Please count the lines below that contain the word "label", and reply with that number alone.
**********
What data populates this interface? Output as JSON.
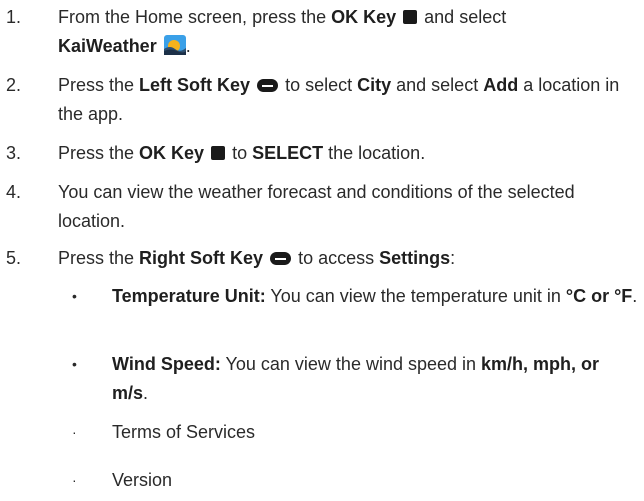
{
  "steps": [
    {
      "number": "1.",
      "t1": "From the Home screen, press the ",
      "b1": "OK Key",
      "t2": " and select ",
      "b2": "KaiWeather",
      "t3": ".",
      "icons": [
        "ok-key-icon",
        "kaiweather-app-icon"
      ]
    },
    {
      "number": "2.",
      "t1": "Press the ",
      "b1": "Left Soft Key",
      "t2": " to select ",
      "b2": "City",
      "t3": " and select ",
      "b3": "Add",
      "t4": " a location in the app.",
      "icons": [
        "soft-key-icon"
      ]
    },
    {
      "number": "3.",
      "t1": "Press the ",
      "b1": "OK Key",
      "t2": " to ",
      "b2": "SELECT",
      "t3": " the location.",
      "icons": [
        "ok-key-icon"
      ]
    },
    {
      "number": "4.",
      "t1": "You can view the weather forecast and conditions of the selected location."
    },
    {
      "number": "5.",
      "t1": "Press the ",
      "b1": "Right Soft Key",
      "t2": " to access ",
      "b2": "Settings",
      "t3": ":",
      "icons": [
        "soft-key-icon"
      ]
    }
  ],
  "settings_items": [
    {
      "bullet": "•",
      "label": "Temperature Unit:",
      "t1": " You can view the temperature unit in ",
      "b1": "°C or °F",
      "t2": "."
    },
    {
      "bullet": "•",
      "label": "Wind Speed:",
      "t1": " You can view the wind speed in ",
      "b1": "km/h, mph, or m/s",
      "t2": "."
    },
    {
      "bullet": "·",
      "t1": "Terms of Services"
    },
    {
      "bullet": "·",
      "t1": "Version"
    }
  ],
  "colors": {
    "text": "#2a2a2a",
    "icon": "#1a1a1a",
    "weather_icon_sky": "#3aa0e8",
    "weather_icon_sun": "#f6b21b"
  }
}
**********
**REPLY**. 2